PROBLEM TO SOLVE: Set down every record once more, exactly as given.

Extracted records
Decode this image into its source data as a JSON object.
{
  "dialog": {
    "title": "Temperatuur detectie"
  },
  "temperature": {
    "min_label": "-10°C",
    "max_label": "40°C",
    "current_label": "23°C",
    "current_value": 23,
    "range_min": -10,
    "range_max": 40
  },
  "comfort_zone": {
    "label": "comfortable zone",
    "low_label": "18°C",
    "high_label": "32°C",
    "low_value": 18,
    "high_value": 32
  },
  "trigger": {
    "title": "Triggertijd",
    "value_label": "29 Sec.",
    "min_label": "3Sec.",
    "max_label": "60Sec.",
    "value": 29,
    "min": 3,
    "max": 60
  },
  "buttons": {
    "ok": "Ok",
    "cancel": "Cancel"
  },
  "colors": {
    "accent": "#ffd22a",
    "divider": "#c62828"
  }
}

WRITTEN SOLUTION:
Decode this image into its source data as a JSON object.
{
  "dialog": {
    "title": "Temperatuur detectie"
  },
  "temperature": {
    "min_label": "-10°C",
    "max_label": "40°C",
    "current_label": "23°C",
    "current_value": 23,
    "range_min": -10,
    "range_max": 40
  },
  "comfort_zone": {
    "label": "comfortable zone",
    "low_label": "18°C",
    "high_label": "32°C",
    "low_value": 18,
    "high_value": 32
  },
  "trigger": {
    "title": "Triggertijd",
    "value_label": "29 Sec.",
    "min_label": "3Sec.",
    "max_label": "60Sec.",
    "value": 29,
    "min": 3,
    "max": 60
  },
  "buttons": {
    "ok": "Ok",
    "cancel": "Cancel"
  },
  "colors": {
    "accent": "#ffd22a",
    "divider": "#c62828"
  }
}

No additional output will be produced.